**WRITTEN TASK:** Some lines of these records may hold the word "vita"; state how many, using only the number.

── INPUT DATA

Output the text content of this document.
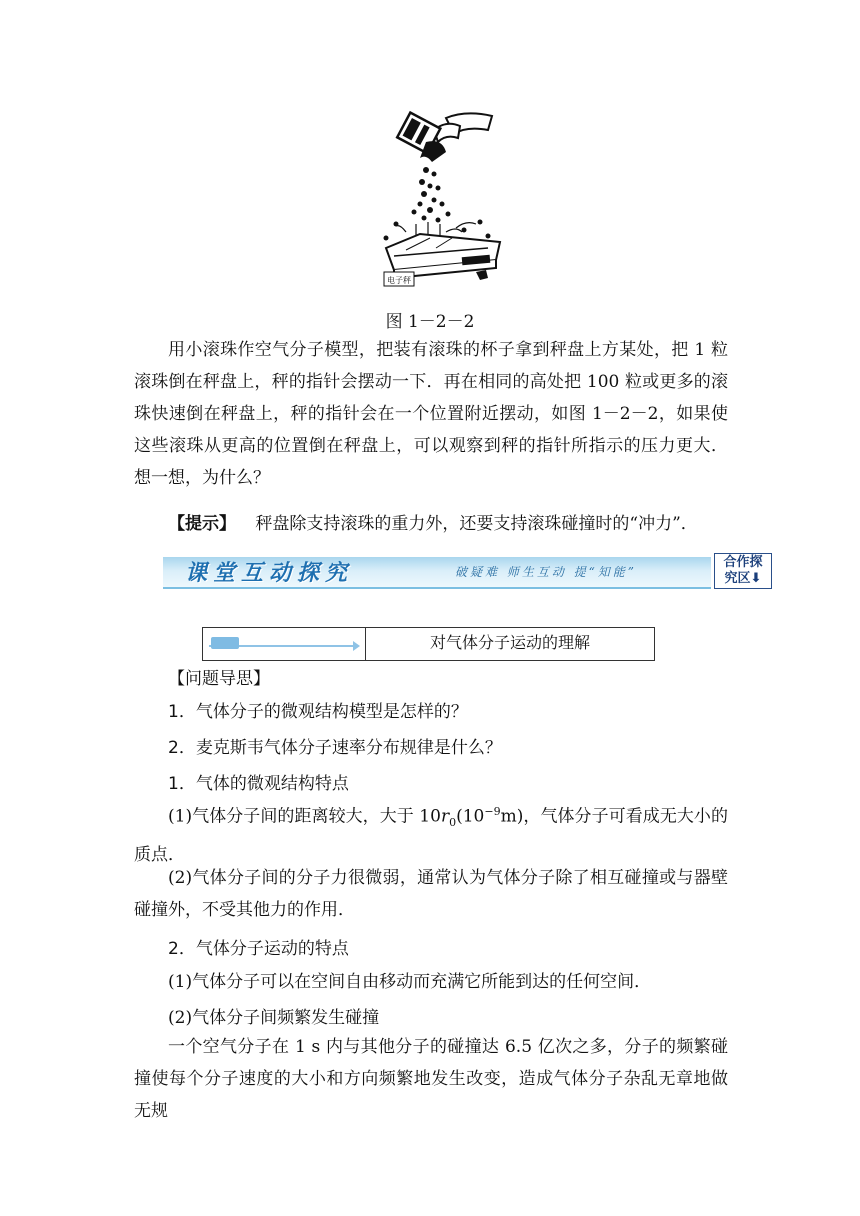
电子秤
图 1－2－2

用小滚珠作空气分子模型，把装有滚珠的杯子拿到秤盘上方某处，把 1 粒滚珠倒在秤盘上，秤的指针会摆动一下．再在相同的高处把 100 粒或更多的滚珠快速倒在秤盘上，秤的指针会在一个位置附近摆动，如图 1－2－2，如果使这些滚珠从更高的位置倒在秤盘上，可以观察到秤的指针所指示的压力更大．想一想，为什么？

【提示】 秤盘除支持滚珠的重力外，还要支持滚珠碰撞时的“冲力”．
课堂互动探究	破疑难 师生互动 提“知能”
合作探
究区⬇
对气体分子运动的理解
【问题导思】
1．气体分子的微观结构模型是怎样的？
2．麦克斯韦气体分子速率分布规律是什么？
1．气体的微观结构特点

(1)气体分子间的距离较大，大于 $10r_0(10^{-9}m)$，气体分子可看成无大小的质点．

(2)气体分子间的分子力很微弱，通常认为气体分子除了相互碰撞或与器壁碰撞外，不受其他力的作用．

2．气体分子运动的特点
(1)气体分子可以在空间自由移动而充满它所能到达的任何空间．
(2)气体分子间频繁发生碰撞

一个空气分子在 1 s 内与其他分子的碰撞达 6.5 亿次之多，分子的频繁碰撞使每个分子速度的大小和方向频繁地发生改变，造成气体分子杂乱无章地做无规
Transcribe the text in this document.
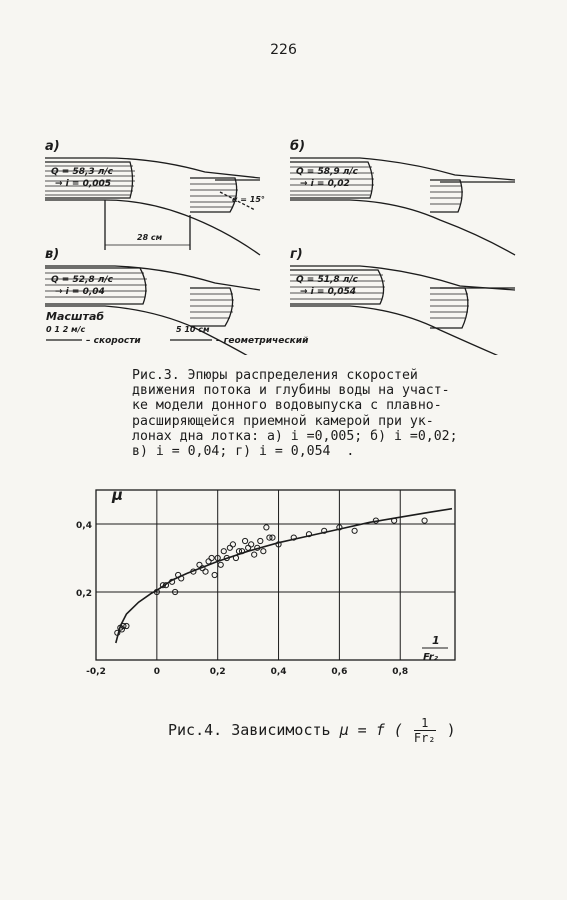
226
а)
Q = 58,3 л/с
→ i = 0,005
28 см
α = 15°
б)
Q = 58,9 л/с
→ i = 0,02
в)
Q = 52,8 л/с
→ i = 0,04
г)
Q = 51,8 л/с
→ i = 0,054
Масштаб
0 1 2 м/с
– скорости
5 10 см
– геометрический
Рис.3. Эпюры распределения скоростей
движения потока и глубины воды на участ-
ке модели донного водовыпуска с плавно-
расширяющейся приемной камерой при ук-
лонах дна лотка: а) i =0,005; б) i =0,02;
в) i = 0,04; г) i = 0,054  .
μ
1
Fr₂
-0,2	0	0,2	0,4	0,6	0,8
0,2
0,4
Рис.4. Зависимость μ = f ( $\frac{1}{\text{Fr₂}}$ )
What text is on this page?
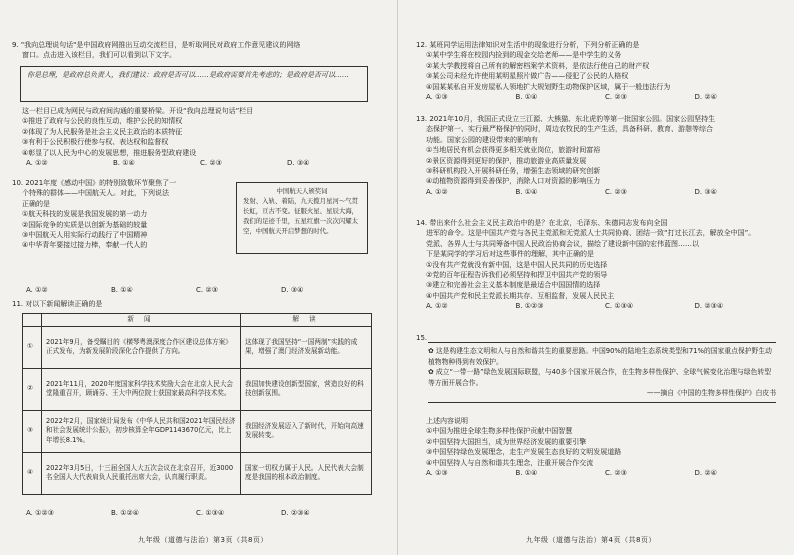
9. "我向总理说句话"是中国政府网推出互动交流栏目，是听取网民对政府工作意见建议的网络

窗口。点击进入该栏目，我们可以看到以下文字。

你是总理，是政府总负责人，我们建议：政府是否可以……是政府需要首先考虑的；是政府是否可以……

这一栏目已成为网民与政府间沟通的重要桥梁。开设“我向总理说句话”栏目

①推进了政府与公民的良性互动，维护公民的知情权

②体现了为人民服务是社会主义民主政治的本质特征

③有利于公民积极行使参与权、表达权和监督权

④彰显了以人民为中心的发展思想，推进服务型政府建设

A. ①②	B. ①④	C. ②③	D. ③④

10. 2021年度《感动中国》的特别致敬环节聚焦了一

个特殊的群体——中国航天人。对此，下列说法

正确的是

①航天科技的发展是我国发展的第一动力

②国际竞争的实质是以创新为基础的较量

③中国航天人用实际行动践行了中国精神

④中华青年要接过接力棒，奉献一代人的

中国航天人颁奖词
发射、入轨、着陆，九天揽月星河～气贯长虹，亘古不变。征服火星、星辰大海，我们的足迹千里，五星红旗一次次闪耀太空，中国航天开启梦想的时代。
A. ①②	B. ①④	C. ②③	D. ③④

11. 对以下新闻解读正确的是

	新 闻	解 读
①	2021年9月，备受瞩目的《横琴粤澳深度合作区建设总体方案》正式发布，为新发展阶段深化合作提供了方向。	这体现了我国坚持“一国两制”实践的成果，增强了澳门经济发展新动能。
②	2021年11月，2020年度国家科学技术奖励大会在北京人民大会堂隆重召开，顾诵芬、王大中两位院士获国家最高科学技术奖。	我国加快建设创新型国家，营造良好的科技创新氛围。
③	2022年2月，国家统计局发布《中华人民共和国2021年国民经济和社会发展统计公报》，初步核算全年GDP1143670亿元，比上年增长8.1%。	我国经济发展迈入了新时代，开始向高速发展转变。
④	2022年3月5日，十三届全国人大五次会议在北京召开，近3000名全国人大代表肩负人民重托出席大会，认真履行职责。	国家一切权力属于人民。人民代表大会制度是我国的根本政治制度。
A. ①②③	B. ①②④	C. ①③④	D. ②③④
九年级（道德与法治）第3页（共8页）

12. 某班同学运用法律知识对生活中的现象进行分析，下列分析正确的是

①某中学生将在校园内捡到的现金交给老师——是中学生的义务

②某大学教授将自己所有的解密档案学术资料，是依法行使自己的财产权

③某公司未经允许使用某明星照片做广告——侵犯了公民的人格权

④国某某私自开发房屋私人领地扩大规划野生动物保护区域，属于一般违法行为

A. ①③	B. ①④	C. ②③	D. ②④

13. 2021年10月，我国正式设立三江源、大熊猫、东北虎豹等第一批国家公园。国家公园坚持生

态保护第一、实行最严格保护的同时，周边农牧民的生产生活，具备科研、教育、游憩等综合

功能。国家公园的建设带来的影响有

①当地居民有机会获得更多相关就业岗位，旅游时间富裕

②景区资源得到更好的保护，推动旅游业高质量发展

③科研机构投入开展科研任务，增强生态领域的研究创新

④动植物资源得到妥善保护，消除人口对资源的影响压力

A. ①②	B. ①④	C. ②③	D. ③④

14. 带出来什么社会主义民主政治中的是？在北京，毛泽东、朱德同志发布向全国

进军的命令。这是中国共产党与各民主党派和无党派人士共同协商、团结一致“打过长江去，解放全中国”。

党派、各界人士与共同筹备中国人民政治协商会议，描绘了建设新中国的宏伟蓝图……以

下是某同学的学习后对这些事件的理解，其中正确的是

①没有共产党就没有新中国，这是中国人民共同的历史选择

②党的百年征程告诉我们必须坚持和捍卫中国共产党的领导

③建立和完善社会主义基本制度是最适合中国国情的选择

④中国共产党和民主党派长期共存、互相监督，发展人民民主

A. ①②	B. ①②③	C. ①③④	D. ②③④
15.

✿ 这是构建生态文明和人与自然和谐共生的重要思路。中国90%的陆地生态系统类型和71%的国家重点保护野生动植物物种得到有效保护。

✿ 成立“一带一路”绿色发展国际联盟，与40多个国家开展合作，在生物多样性保护、全球气候变化治理与绿色转型等方面开展合作。

——摘自《中国的生物多样性保护》白皮书

上述内容说明

①中国为推进全球生物多样性保护贡献中国智慧

②中国坚持大国担当，成为世界经济发展的重要引擎

③中国坚持绿色发展理念，走生产发展生态良好的文明发展道路

④中国坚持人与自然和谐共生理念，注重开展合作交流

A. ①③	B. ①④	C. ②③	D. ②④
九年级（道德与法治）第4页（共8页）
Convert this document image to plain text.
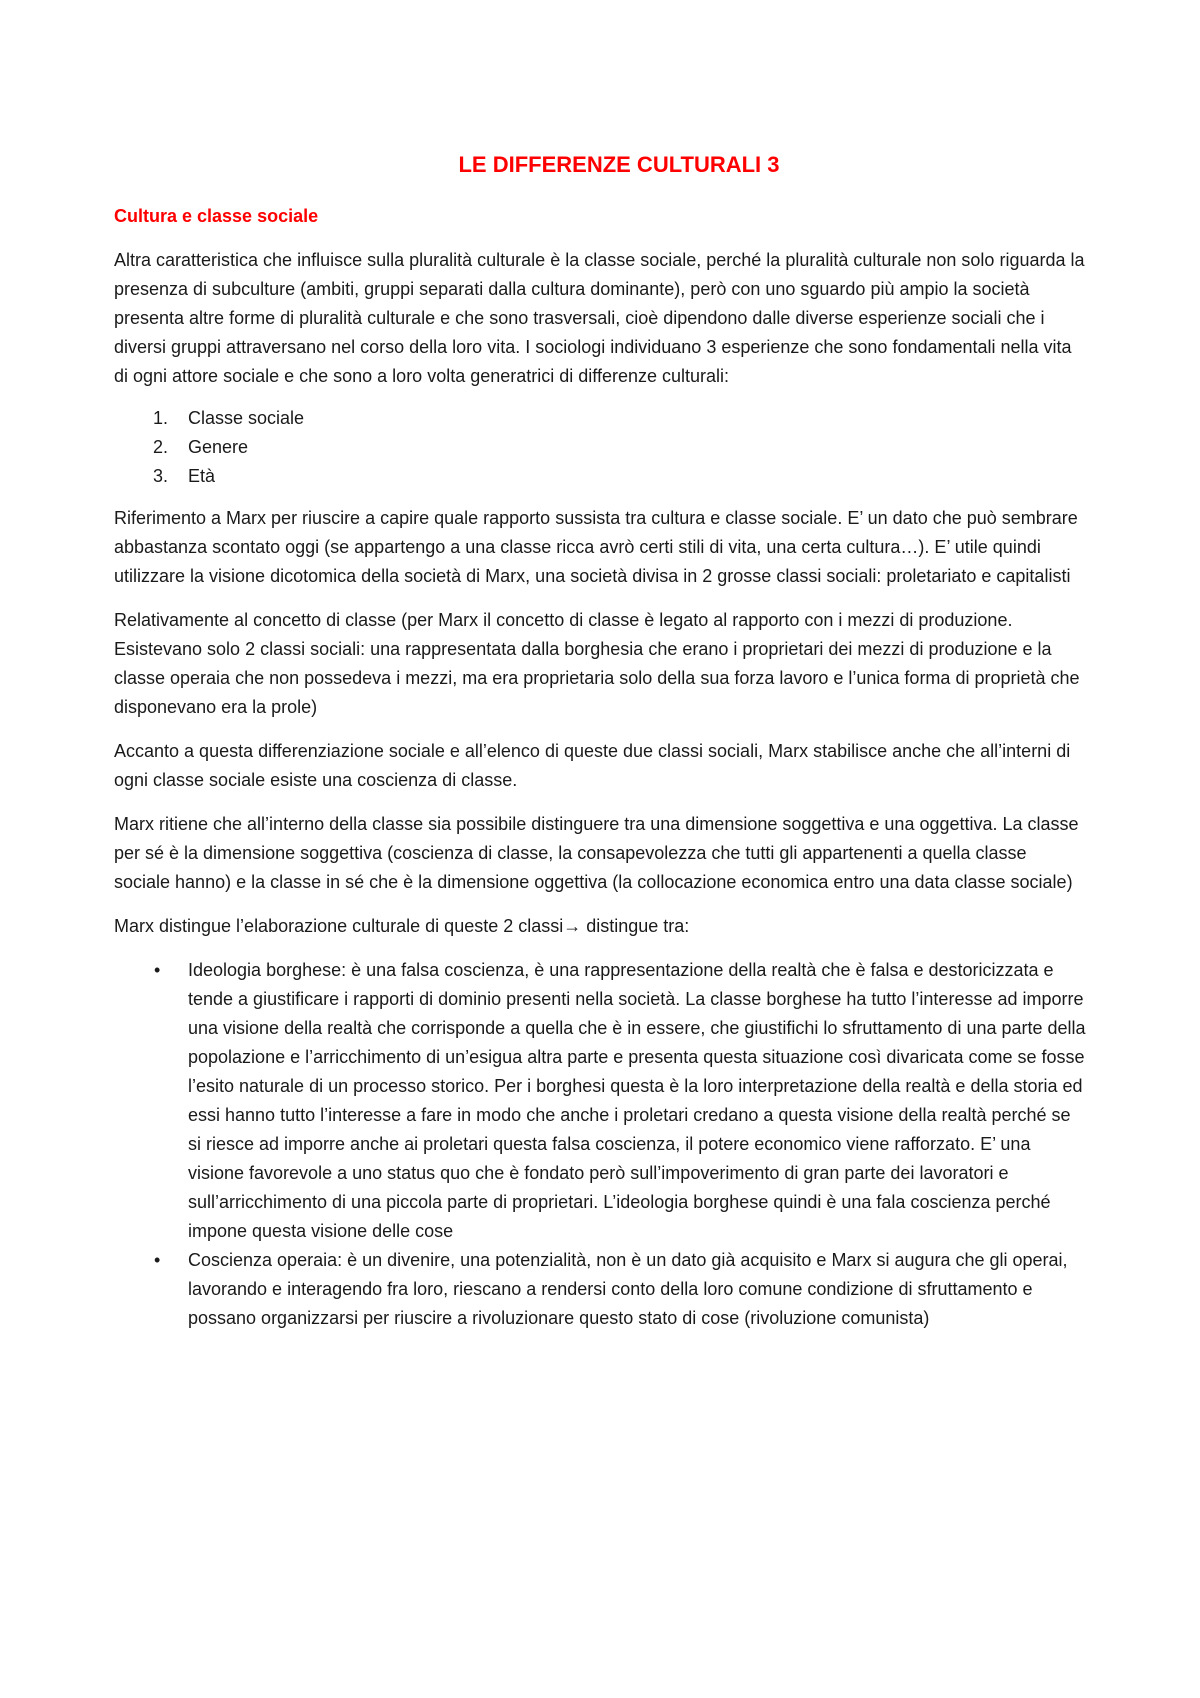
LE DIFFERENZE CULTURALI 3
Cultura e classe sociale

Altra caratteristica che influisce sulla pluralità culturale è la classe sociale, perché la pluralità culturale non solo riguarda la presenza di subculture (ambiti, gruppi separati dalla cultura dominante), però con uno sguardo più ampio la società presenta altre forme di pluralità culturale e che sono trasversali, cioè dipendono dalle diverse esperienze sociali che i diversi gruppi attraversano nel corso della loro vita. I sociologi individuano 3 esperienze che sono fondamentali nella vita di ogni attore sociale e che sono a loro volta generatrici di differenze culturali:

1. Classe sociale
2. Genere
3. Età

Riferimento a Marx per riuscire a capire quale rapporto sussista tra cultura e classe sociale. E’ un dato che può sembrare abbastanza scontato oggi (se appartengo a una classe ricca avrò certi stili di vita, una certa cultura…). E’ utile quindi utilizzare la visione dicotomica della società di Marx, una società divisa in 2 grosse classi sociali: proletariato e capitalisti

Relativamente al concetto di classe (per Marx il concetto di classe è legato al rapporto con i mezzi di produzione. Esistevano solo 2 classi sociali: una rappresentata dalla borghesia che erano i proprietari dei mezzi di produzione e la classe operaia che non possedeva i mezzi, ma era proprietaria solo della sua forza lavoro e l’unica forma di proprietà che disponevano era la prole)

Accanto a questa differenziazione sociale e all’elenco di queste due classi sociali, Marx stabilisce anche che all’interni di ogni classe sociale esiste una coscienza di classe.

Marx ritiene che all’interno della classe sia possibile distinguere tra una dimensione soggettiva e una oggettiva. La classe per sé è la dimensione soggettiva (coscienza di classe, la consapevolezza che tutti gli appartenenti a quella classe sociale hanno) e la classe in sé che è la dimensione oggettiva (la collocazione economica entro una data classe sociale)

Marx distingue l’elaborazione culturale di queste 2 classi→ distingue tra:

• Ideologia borghese: è una falsa coscienza, è una rappresentazione della realtà che è falsa e destoricizzata e tende a giustificare i rapporti di dominio presenti nella società. La classe borghese ha tutto l’interesse ad imporre una visione della realtà che corrisponde a quella che è in essere, che giustifichi lo sfruttamento di una parte della popolazione e l’arricchimento di un’esigua altra parte e presenta questa situazione così divaricata come se fosse l’esito naturale di un processo storico. Per i borghesi questa è la loro interpretazione della realtà e della storia ed essi hanno tutto l’interesse a fare in modo che anche i proletari credano a questa visione della realtà perché se si riesce ad imporre anche ai proletari questa falsa coscienza, il potere economico viene rafforzato. E’ una visione favorevole a uno status quo che è fondato però sull’impoverimento di gran parte dei lavoratori e sull’arricchimento di una piccola parte di proprietari. L’ideologia borghese quindi è una fala coscienza perché impone questa visione delle cose
• Coscienza operaia: è un divenire, una potenzialità, non è un dato già acquisito e Marx si augura che gli operai, lavorando e interagendo fra loro, riescano a rendersi conto della loro comune condizione di sfruttamento e possano organizzarsi per riuscire a rivoluzionare questo stato di cose (rivoluzione comunista)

────

**EXERCISE SOLUTION:** 2